» **Layout element entries**
==*==
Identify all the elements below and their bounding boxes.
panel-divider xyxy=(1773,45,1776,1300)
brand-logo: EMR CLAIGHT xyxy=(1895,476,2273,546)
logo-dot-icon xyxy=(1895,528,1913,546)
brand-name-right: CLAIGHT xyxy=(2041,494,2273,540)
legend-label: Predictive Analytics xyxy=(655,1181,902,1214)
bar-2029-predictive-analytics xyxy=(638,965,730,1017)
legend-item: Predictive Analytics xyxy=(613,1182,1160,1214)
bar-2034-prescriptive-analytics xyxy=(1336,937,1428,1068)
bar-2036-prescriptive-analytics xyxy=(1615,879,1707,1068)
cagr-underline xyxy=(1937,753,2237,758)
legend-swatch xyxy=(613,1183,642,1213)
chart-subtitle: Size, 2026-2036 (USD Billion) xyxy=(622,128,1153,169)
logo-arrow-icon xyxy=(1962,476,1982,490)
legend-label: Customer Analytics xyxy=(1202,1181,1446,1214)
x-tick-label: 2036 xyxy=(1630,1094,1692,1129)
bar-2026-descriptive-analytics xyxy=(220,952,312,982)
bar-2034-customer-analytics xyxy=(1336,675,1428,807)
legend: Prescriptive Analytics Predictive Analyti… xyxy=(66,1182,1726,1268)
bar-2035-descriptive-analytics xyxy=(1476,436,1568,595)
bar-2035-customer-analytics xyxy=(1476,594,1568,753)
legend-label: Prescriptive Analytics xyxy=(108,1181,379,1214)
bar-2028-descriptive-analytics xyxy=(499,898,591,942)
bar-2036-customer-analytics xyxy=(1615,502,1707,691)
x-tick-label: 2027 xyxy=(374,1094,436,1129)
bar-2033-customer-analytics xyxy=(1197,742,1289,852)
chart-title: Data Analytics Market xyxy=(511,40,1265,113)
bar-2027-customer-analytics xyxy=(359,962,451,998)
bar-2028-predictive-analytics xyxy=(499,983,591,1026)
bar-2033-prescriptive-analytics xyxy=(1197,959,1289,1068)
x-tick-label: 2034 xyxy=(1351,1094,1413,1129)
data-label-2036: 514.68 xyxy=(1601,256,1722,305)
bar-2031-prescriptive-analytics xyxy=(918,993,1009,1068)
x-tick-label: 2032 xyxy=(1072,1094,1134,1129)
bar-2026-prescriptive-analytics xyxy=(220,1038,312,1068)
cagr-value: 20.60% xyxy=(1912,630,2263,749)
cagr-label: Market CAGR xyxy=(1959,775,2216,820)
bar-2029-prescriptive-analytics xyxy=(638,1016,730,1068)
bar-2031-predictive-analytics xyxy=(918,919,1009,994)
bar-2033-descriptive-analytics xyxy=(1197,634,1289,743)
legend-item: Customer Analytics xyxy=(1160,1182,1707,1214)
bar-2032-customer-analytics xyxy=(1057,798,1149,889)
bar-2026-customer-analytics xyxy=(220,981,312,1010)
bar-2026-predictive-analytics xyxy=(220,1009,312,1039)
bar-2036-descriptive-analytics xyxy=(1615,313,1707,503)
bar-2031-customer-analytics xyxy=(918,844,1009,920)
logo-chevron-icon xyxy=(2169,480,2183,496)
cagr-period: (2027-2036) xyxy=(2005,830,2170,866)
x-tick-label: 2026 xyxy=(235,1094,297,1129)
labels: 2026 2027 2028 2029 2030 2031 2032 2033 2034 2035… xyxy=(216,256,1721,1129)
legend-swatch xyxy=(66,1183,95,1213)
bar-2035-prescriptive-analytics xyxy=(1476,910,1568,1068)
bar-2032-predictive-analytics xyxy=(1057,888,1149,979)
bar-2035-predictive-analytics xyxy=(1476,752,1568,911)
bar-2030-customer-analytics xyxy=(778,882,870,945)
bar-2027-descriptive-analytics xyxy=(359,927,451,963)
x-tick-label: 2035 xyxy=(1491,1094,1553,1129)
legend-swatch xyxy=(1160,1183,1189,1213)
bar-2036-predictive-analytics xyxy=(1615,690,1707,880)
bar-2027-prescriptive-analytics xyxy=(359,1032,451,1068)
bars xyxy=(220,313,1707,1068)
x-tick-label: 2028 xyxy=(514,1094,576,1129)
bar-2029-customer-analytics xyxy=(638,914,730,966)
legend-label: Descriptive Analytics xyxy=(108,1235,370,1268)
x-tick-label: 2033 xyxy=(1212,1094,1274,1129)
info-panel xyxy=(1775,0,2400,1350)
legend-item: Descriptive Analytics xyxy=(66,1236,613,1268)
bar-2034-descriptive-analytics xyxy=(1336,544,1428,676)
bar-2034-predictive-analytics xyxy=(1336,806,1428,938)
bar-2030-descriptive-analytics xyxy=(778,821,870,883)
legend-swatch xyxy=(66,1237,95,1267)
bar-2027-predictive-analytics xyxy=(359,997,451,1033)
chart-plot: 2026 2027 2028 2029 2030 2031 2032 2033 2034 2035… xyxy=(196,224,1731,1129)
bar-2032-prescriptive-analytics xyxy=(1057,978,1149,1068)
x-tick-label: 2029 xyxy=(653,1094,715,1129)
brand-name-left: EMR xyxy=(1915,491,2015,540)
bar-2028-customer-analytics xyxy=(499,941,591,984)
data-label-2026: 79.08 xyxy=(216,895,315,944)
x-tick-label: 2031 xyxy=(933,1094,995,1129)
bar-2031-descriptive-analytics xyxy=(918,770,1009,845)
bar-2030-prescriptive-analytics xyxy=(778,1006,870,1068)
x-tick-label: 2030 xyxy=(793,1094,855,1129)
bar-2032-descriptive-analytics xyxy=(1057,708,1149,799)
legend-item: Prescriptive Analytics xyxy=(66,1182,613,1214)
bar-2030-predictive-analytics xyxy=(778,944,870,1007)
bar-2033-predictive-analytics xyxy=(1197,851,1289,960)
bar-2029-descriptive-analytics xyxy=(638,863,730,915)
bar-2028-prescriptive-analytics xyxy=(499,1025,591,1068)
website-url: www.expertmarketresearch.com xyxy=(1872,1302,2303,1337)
==*==
» **Task prompt**
Render everything from the start of the entries down to and including the line containing "legend-item: Predictive Analytics" as a JSON list of strings, one string per line, with blank lines omitted.

» **Right answer**
[
  "Identify all the elements below and their bounding boxes.",
  "panel-divider xyxy=(1773,45,1776,1300)",
  "brand-logo: EMR CLAIGHT xyxy=(1895,476,2273,546)",
  "logo-dot-icon xyxy=(1895,528,1913,546)",
  "brand-name-right: CLAIGHT xyxy=(2041,494,2273,540)",
  "legend-label: Predictive Analytics xyxy=(655,1181,902,1214)",
  "bar-2029-predictive-analytics xyxy=(638,965,730,1017)",
  "legend-item: Predictive Analytics xyxy=(613,1182,1160,1214)"
]